── Extract provided

In fact, change was a four-letter word at the 75-year-old provider, known locally as the country club of Madison, said Post, former CEO of the Novato, Calif.-based Fireman's Fund and a Wisconsin native brought in to lead the transformation. But change was needed. CUNA's approximately $3 billion in annual revenue was spread across 52 product lines. Return on equity was about half what it needed to be, and CUNA's vaunted market share was slipping at the largest credit unions. The provider needed to reduce the cost of how it did business, Post said, a transformation that "at the end of the day [was] about technology." He pulled Roy out of IT to oversee operations and services for the duration of the project.

Three years later -- and light years from the smug corporate culture of 2005 -- CUNA Mutual has doubled profitability, driven an additional $700 million in benefits to customers and made the insurance provider, formed in the Great Depression to persuade Americans to save again, a more agile enterprise. As it turned out, the IT transformation came just in time.

"If we hadn't done it, CUNA probably wouldn't be here," Post said. In the current economic climate, "capital is king."

Think short-term IT projects with quick cash returns

In tough times, tough-minded CIOs and their bosses should be thinking about transformative information technology. Not newfangled technology, mind you, or nice-to-have gadgets, but IT architecture and governance that will prepare your organization to emerge as a lean, clean, well-oiled IT business machine when the recession ends. That was one of the themes of the Fusion 2009 conference, where CIOs and CEOs meet annually for serious discussions about the challenges of making IT a partner of the business.

But the coda of the two IT-enabled corporate transformations featured at the conference -- CUNA's marathon effort to boost profitability and a massive business process and IT re-engineering project at Rockwell Automation Inc. -- suggest that if you didn't start transforming a few years ago, you're probably not going to start now.

In this climate, it seems big multiyear, IT-driven changes (of your own making, anyway) might best be tackled in chunks, one short-term project at a time.

CUNA IT has a new rule, said CIO Roy: "If you have a project of more than six months, you've got a lot of explaining to do."

Rather than talk about ROI -- year-five benefits ring hollow in an economy this volatile -- you're better off focusing on projects that can add cash.

That advice was underscored by data presented at the conference by Jorge Lopez, vice president and distinguished analyst at Stamford, Conn.-based consultancy Gartner Inc. Lopez spoke about the top concerns for CEOs in 2009.

────
── Dataset extract

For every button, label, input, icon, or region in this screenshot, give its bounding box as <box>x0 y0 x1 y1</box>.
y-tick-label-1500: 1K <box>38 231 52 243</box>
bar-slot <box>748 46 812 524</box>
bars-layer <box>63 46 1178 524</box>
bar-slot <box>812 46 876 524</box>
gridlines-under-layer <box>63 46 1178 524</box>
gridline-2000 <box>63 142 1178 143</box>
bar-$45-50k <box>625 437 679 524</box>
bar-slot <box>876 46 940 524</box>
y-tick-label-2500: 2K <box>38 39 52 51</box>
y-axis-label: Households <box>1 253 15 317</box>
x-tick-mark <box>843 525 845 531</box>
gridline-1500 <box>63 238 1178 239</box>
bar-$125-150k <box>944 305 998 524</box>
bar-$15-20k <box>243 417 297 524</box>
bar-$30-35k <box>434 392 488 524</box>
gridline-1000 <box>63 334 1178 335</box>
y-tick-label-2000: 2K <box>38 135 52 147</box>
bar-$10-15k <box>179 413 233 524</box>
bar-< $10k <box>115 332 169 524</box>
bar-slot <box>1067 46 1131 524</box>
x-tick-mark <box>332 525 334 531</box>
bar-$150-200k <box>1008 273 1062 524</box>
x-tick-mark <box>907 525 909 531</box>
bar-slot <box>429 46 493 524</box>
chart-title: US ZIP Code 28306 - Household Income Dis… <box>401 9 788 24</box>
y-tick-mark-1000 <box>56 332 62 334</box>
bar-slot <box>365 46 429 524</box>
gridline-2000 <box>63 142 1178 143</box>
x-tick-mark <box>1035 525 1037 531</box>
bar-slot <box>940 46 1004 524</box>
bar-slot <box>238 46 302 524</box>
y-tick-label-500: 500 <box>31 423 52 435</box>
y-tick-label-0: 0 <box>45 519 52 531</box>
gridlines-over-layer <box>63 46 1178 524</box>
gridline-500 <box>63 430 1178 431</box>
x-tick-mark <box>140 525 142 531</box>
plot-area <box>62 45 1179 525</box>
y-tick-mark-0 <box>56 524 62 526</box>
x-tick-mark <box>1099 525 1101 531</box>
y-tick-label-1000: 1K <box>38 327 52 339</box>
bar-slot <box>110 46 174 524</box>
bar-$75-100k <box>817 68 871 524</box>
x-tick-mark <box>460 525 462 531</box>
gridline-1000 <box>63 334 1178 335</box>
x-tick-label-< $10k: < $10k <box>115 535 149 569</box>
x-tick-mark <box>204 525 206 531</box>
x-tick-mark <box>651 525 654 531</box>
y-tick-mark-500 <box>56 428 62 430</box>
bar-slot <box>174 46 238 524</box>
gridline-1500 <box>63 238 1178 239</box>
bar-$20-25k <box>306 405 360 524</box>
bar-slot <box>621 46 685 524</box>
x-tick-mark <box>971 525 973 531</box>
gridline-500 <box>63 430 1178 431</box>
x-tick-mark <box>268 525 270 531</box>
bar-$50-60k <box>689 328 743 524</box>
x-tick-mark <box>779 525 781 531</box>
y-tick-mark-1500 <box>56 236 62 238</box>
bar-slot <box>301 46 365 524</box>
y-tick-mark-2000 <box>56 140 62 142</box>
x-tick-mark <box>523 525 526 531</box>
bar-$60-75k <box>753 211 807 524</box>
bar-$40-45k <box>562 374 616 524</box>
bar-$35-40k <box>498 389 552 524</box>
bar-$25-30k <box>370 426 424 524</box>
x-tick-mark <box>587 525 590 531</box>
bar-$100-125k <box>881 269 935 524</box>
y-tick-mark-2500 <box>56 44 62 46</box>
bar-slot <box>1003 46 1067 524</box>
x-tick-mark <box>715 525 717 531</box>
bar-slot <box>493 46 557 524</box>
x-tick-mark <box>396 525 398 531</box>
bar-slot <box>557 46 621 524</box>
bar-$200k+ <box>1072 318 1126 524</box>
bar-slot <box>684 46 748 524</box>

────

## Given problem 1
In the article on CUNA Mutual's IT overhaul, give everything from "In this climate, it" down to "project at a time." again, changing "chunks" to "stages".
## Given problem 2
Write the next part of the article on CUNA Mutual's IT overhaul, picking up after its last sentence.

## Task output 1
In this climate, it seems big multiyear, IT-driven changes (of your own making, anyway) might best be tackled in stages, one short-term project at a time.

## Task output 2
According to Gartner's latest survey of more than 1,000 CEOs, cutting operating costs was cited by 68% of respondents as their top concern. The survey also showed that CEOs harbor a love/hate view of IT's value in the economic crash: IT ties with product enhancement as the company function "most prized" by 48% of CEOs for surviving this recession.

But 60% of CEOs also said that IT is one of the top constraints of change, after corporate culture. Any IT projects should be cast in terms of how much money will accrue to the top or bottom line. And if IT has any notions about working on innovative stuff, Lopez's advice was to "hide it" -- "move it to skunkworks and keep it secret."

IT transformation includes embracing global processes -- and skills of IT staff

Indeed, it is hard to imagine taking on (or financing) the kind of fundamental organizational change still under way at Rockwell Automation, an industrial automation company that makes products like motor starters, signaling devices and factory management software. With annual sales of $5 billion, 20,000 employees and business in 80 countries, Rockwell aims to be a low-cost, quality supplier and needed to move away from regional- and country-centric business processes.

As narrated by CIO Mike Jackson, the five-year IT transformation project now nearing completion is ambitious, both in scope -- the replacement of 700 legacy systems to create global processes -- and the employment conditions set by Jackson: to minimize outside consultants and maximize the IT skills of its 600 staffers.

If you have
a project of more than
six months, you've got a lot of explaining
to do.

Rick Roy
CIO, CUNA Mutual Group
"We wanted to be in on the project," Jackson said, "and we wanted to embed the transformation in the company."

The staffing strategy included forming an internal IT and business group selected to launch the project. Another IT group is keeping the legacy systems going during the transition; as the project progresses, more IT staffers are transitioning to the new systems.

Moreover, Jackson made good on a promise to find jobs for the 20 or so qualified people on the 35-year-old systems who opted not to be retrained on the new systems. Jackson found a partner company in the Milwaukee area with other customers for these systems, who agreed to take on these IT people at their current salaries and commensurate benefits, assuming good performance.

"It's been a great success story: They're here, and when those systems die, they'll move on and be working on other projects."

The hidden potholes of the IT transformation effort

Whether that kind of accommodation could be baked into a big project today is doubtful. But one aspect of Jackson's journey might help CIOs as their IT departments strive to do more with less.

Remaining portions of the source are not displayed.